Stated problem →
Please write out the material below exactly as given.

Raw records →
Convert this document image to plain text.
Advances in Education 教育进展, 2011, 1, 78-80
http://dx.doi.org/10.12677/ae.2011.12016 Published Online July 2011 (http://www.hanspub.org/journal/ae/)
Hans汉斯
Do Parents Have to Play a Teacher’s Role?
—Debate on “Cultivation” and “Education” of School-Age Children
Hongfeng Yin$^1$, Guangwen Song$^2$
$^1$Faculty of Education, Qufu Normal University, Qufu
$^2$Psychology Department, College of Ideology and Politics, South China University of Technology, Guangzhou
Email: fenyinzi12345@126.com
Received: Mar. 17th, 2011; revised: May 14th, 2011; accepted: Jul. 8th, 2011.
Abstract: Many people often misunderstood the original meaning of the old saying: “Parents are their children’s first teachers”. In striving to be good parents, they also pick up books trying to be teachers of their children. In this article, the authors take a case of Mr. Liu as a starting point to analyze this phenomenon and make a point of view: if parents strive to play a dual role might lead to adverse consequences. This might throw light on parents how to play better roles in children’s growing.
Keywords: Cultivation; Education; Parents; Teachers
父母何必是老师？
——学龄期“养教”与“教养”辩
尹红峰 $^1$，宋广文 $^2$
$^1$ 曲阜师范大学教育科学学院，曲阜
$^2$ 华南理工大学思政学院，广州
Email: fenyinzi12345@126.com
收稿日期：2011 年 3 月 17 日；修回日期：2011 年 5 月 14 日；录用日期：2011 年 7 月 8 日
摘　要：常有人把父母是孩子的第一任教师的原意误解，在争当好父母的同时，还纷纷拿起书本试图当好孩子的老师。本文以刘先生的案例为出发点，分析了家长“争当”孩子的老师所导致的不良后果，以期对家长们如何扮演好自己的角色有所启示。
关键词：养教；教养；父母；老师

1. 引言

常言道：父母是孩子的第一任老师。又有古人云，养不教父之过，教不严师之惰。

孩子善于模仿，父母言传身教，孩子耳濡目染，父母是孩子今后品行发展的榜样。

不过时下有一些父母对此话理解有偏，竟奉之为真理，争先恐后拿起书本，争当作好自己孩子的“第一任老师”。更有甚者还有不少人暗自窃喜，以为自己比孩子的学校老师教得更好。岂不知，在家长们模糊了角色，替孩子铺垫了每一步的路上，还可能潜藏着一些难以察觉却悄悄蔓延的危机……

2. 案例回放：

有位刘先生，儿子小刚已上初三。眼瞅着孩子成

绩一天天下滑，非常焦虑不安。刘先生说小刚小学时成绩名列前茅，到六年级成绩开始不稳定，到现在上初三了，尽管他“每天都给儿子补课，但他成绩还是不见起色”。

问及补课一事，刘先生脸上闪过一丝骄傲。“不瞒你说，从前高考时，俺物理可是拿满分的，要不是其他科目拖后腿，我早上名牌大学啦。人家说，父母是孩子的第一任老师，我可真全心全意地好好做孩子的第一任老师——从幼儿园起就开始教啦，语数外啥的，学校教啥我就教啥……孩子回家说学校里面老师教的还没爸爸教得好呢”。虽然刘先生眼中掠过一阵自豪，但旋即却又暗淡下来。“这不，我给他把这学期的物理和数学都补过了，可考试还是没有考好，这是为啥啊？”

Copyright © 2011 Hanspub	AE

Task solution →
Convert this document image to plain text.
Advances in Education 教育进展, 2011, 1, 78-80
http://dx.doi.org/10.12677/ae.2011.12016 Published Online July 2011 (http://www.hanspub.org/journal/ae/)
Hans汉斯
Do Parents Have to Play a Teacher’s Role?
—Debate on “Cultivation” and “Education” of School-Age Children
Hongfeng Yin$^1$, Guangwen Song$^2$
$^1$Faculty of Education, Qufu Normal University, Qufu
$^2$Psychology Department, College of Ideology and Politics, South China University of Technology, Guangzhou
Email: fenyinzi12345@126.com
Received: Mar. 17th, 2011; revised: May 14th, 2011; accepted: Jul. 8th, 2011.
Abstract: Many people often misunderstood the original meaning of the old saying: “Parents are their children’s first teachers”. In striving to be good parents, they also pick up books trying to be teachers of their children. In this article, the authors take a case of Mr. Liu as a starting point to analyze this phenomenon and make a point of view: if parents strive to play a dual role might lead to adverse consequences. This might throw light on parents how to play better roles in children’s growing.
Keywords: Cultivation; Education; Parents; Teachers
父母何必是老师？
——学龄期“养教”与“教养”辩
尹红峰 $^1$，宋广文 $^2$
$^1$ 曲阜师范大学教育科学学院，曲阜
$^2$ 华南理工大学思政学院，广州
Email: fenyinzi12345@126.com
收稿日期：2011 年 3 月 17 日；修回日期：2011 年 5 月 14 日；录用日期：2011 年 7 月 8 日
摘　要：常有人把父母是孩子的第一任教师的原意误解，在争当好父母的同时，还纷纷拿起书本试图当好孩子的老师。本文以刘先生的案例为出发点，分析了家长“争当”孩子的老师所导致的不良后果，以期对家长们如何扮演好自己的角色有所启示。
关键词：养教；教养；父母；老师

1. 引言

常言道：父母是孩子的第一任老师。又有古人云，养不教父之过，教不严师之惰。

孩子善于模仿，父母言传身教，孩子耳濡目染，父母是孩子今后品行发展的榜样。

不过时下有一些父母对此话理解有偏，竟奉之为真理，争先恐后拿起书本，争当作好自己孩子的“第一任老师”。更有甚者还有不少人暗自窃喜，以为自己比孩子的学校老师教得更好。岂不知，在家长们模糊了角色，替孩子铺垫了每一步的路上，还可能潜藏着一些难以察觉却悄悄蔓延的危机……

2. 案例回放：

有位刘先生，儿子小刚已上初三。眼瞅着孩子成

绩一天天下滑，非常焦虑不安。刘先生说小刚小学时成绩名列前茅，到六年级成绩开始不稳定，到现在上初三了，尽管他“每天都给儿子补课，但他成绩还是不见起色”。

问及补课一事，刘先生脸上闪过一丝骄傲。“不瞒你说，从前高考时，俺物理可是拿满分的，要不是其他科目拖后腿，我早上名牌大学啦。人家说，父母是孩子的第一任老师，我可真全心全意地好好做孩子的第一任老师——从幼儿园起就开始教啦，语数外啥的，学校教啥我就教啥……孩子回家说学校里面老师教的还没爸爸教得好呢”。虽然刘先生眼中掠过一阵自豪，但旋即却又暗淡下来。“这不，我给他把这学期的物理和数学都补过了，可考试还是没有考好，这是为啥啊？”

Copyright © 2011 Hanspub	AE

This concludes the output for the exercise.